===== Given entries =====

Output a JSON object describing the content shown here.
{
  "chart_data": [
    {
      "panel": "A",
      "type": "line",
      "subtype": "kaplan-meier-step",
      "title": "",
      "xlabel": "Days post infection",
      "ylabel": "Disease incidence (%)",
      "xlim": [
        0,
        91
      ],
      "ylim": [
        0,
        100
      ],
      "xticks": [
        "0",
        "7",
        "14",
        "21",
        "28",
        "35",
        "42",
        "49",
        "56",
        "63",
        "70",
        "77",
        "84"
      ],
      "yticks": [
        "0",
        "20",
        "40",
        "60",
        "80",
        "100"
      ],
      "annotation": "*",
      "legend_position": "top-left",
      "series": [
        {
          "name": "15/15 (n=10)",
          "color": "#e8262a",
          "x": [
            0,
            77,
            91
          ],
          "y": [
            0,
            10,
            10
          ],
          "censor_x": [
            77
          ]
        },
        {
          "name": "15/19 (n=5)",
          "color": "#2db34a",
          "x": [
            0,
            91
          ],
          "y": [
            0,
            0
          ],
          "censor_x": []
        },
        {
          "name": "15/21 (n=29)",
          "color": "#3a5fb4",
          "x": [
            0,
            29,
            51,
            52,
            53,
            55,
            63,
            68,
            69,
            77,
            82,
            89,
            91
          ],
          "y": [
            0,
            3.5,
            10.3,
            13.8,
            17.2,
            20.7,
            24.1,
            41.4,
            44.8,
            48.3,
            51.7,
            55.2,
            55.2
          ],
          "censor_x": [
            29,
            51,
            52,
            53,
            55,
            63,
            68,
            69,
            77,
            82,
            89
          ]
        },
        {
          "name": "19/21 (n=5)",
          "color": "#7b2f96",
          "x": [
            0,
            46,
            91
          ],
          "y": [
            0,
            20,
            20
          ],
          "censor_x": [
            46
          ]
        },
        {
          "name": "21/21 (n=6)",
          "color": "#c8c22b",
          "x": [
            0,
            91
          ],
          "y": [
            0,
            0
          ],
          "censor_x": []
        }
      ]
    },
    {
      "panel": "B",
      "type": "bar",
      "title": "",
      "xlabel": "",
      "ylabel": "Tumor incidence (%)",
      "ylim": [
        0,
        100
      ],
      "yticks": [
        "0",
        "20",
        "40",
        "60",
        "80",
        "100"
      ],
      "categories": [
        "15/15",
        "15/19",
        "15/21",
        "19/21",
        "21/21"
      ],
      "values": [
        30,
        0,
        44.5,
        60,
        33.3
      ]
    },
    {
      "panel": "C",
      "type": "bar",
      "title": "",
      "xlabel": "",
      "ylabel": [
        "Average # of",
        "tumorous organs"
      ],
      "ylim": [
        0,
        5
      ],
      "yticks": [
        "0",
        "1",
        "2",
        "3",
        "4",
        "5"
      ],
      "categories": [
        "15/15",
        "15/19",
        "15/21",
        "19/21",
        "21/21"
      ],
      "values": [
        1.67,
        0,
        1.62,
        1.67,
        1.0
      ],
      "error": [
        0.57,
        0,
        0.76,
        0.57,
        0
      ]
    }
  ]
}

=====
===== Given entries =====

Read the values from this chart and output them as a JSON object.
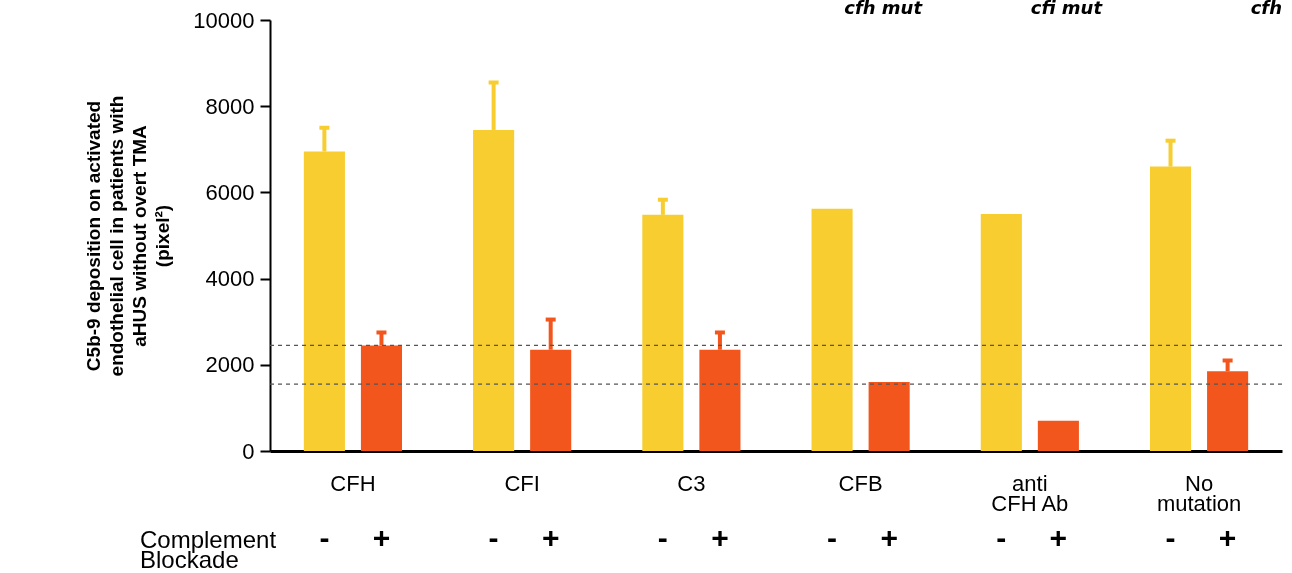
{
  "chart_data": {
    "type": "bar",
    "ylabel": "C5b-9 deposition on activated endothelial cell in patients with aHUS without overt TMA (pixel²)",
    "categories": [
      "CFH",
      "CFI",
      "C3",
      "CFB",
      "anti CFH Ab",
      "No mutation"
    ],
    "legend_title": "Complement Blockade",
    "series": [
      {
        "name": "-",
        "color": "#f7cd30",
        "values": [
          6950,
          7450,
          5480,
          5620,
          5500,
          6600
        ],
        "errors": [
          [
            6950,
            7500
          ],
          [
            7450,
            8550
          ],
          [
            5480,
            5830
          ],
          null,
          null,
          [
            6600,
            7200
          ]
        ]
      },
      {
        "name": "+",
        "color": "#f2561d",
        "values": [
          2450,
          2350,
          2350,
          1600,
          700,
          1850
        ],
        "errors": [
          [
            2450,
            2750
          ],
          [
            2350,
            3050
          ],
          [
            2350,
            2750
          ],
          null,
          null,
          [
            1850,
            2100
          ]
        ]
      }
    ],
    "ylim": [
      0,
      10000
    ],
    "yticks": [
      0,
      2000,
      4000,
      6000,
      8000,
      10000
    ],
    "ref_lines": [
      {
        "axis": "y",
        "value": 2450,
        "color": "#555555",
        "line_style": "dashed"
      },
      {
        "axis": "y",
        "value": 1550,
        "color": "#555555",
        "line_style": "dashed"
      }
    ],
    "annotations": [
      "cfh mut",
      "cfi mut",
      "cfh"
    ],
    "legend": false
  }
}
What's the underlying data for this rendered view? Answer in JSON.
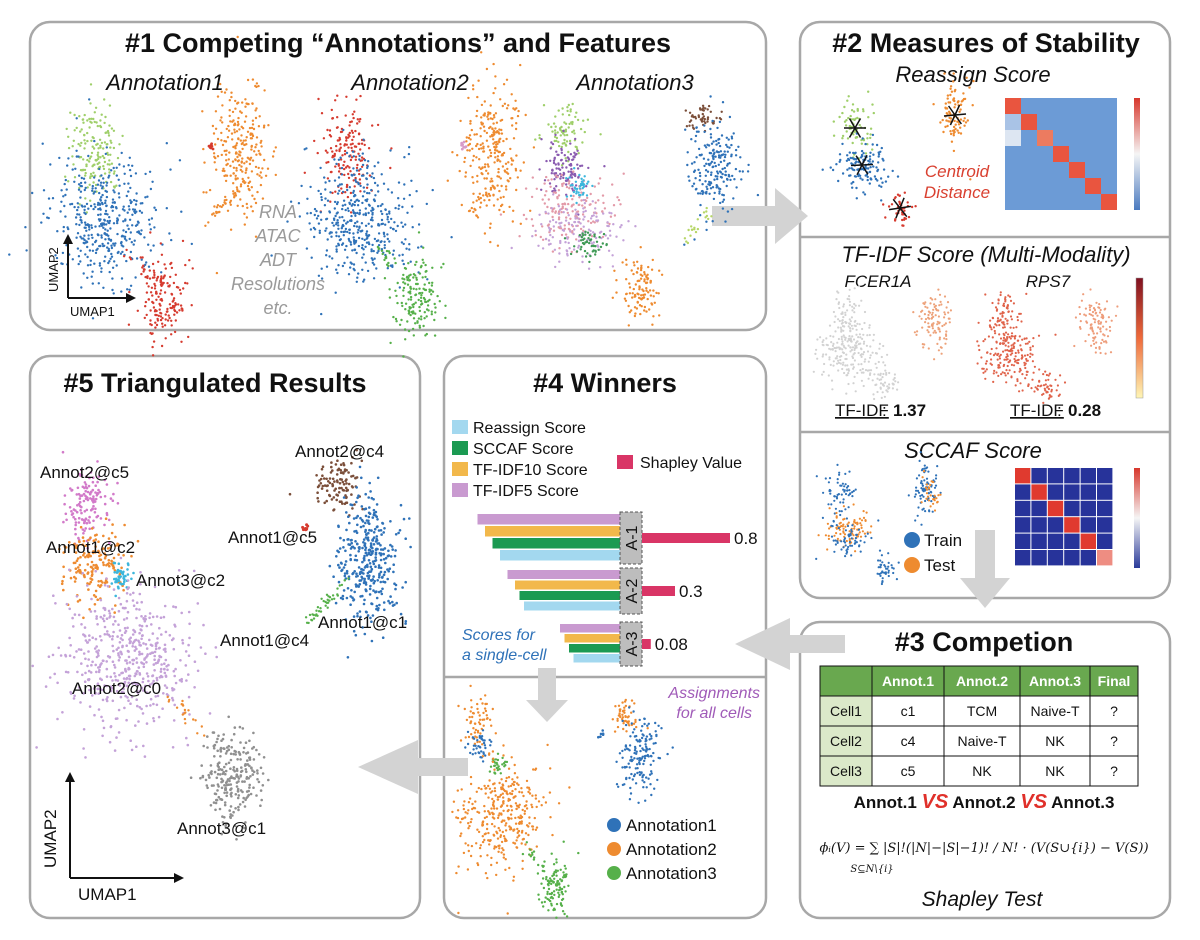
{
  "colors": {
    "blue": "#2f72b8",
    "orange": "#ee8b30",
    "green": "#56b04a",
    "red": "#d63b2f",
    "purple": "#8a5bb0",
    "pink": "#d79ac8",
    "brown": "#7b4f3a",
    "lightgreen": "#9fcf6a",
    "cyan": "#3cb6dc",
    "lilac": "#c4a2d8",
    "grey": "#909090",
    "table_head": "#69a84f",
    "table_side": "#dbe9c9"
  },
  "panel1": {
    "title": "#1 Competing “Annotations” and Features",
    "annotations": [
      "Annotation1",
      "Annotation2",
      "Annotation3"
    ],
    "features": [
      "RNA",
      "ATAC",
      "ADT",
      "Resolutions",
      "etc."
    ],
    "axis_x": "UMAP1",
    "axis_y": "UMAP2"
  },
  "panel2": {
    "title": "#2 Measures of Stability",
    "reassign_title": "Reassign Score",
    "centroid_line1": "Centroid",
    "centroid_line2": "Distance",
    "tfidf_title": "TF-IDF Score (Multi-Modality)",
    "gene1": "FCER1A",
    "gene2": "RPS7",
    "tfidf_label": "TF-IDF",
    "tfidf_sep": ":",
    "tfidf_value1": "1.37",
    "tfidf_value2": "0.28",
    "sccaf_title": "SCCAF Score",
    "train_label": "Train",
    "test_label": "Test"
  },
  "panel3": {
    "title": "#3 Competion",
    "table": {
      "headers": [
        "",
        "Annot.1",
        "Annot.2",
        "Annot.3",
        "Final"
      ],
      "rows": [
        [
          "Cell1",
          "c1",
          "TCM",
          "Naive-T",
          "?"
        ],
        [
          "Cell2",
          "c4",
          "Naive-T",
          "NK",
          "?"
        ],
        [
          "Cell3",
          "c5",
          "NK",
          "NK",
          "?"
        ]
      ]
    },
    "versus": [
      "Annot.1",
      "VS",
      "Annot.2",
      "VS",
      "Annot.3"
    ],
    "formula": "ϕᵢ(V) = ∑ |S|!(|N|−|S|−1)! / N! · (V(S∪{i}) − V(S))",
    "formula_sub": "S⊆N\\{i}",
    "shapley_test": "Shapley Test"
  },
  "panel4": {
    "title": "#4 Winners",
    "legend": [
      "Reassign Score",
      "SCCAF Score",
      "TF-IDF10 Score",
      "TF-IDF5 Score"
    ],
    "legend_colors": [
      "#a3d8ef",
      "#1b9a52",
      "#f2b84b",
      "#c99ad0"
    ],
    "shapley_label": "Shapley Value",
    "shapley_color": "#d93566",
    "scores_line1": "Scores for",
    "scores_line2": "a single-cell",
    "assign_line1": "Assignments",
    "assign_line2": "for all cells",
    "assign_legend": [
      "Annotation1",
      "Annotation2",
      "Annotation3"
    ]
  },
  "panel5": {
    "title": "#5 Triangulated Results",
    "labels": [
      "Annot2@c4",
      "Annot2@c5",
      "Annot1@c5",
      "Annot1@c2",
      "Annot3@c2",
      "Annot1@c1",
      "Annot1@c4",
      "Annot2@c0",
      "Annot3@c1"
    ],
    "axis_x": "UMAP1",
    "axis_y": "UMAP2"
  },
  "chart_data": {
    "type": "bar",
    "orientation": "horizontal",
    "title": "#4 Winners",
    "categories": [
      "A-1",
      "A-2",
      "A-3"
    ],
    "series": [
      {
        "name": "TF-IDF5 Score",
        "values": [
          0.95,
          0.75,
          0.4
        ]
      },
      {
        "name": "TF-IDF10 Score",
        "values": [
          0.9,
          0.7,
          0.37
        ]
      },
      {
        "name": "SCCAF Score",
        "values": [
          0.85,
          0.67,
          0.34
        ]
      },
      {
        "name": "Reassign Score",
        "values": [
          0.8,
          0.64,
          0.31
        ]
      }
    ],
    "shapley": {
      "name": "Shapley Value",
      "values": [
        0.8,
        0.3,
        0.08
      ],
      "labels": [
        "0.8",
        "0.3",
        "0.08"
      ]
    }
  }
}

=====

**The task:** For the word "Reassign", count the lines of the listing above that hold it; the number alone is the answer.

**Completed exercise:** 3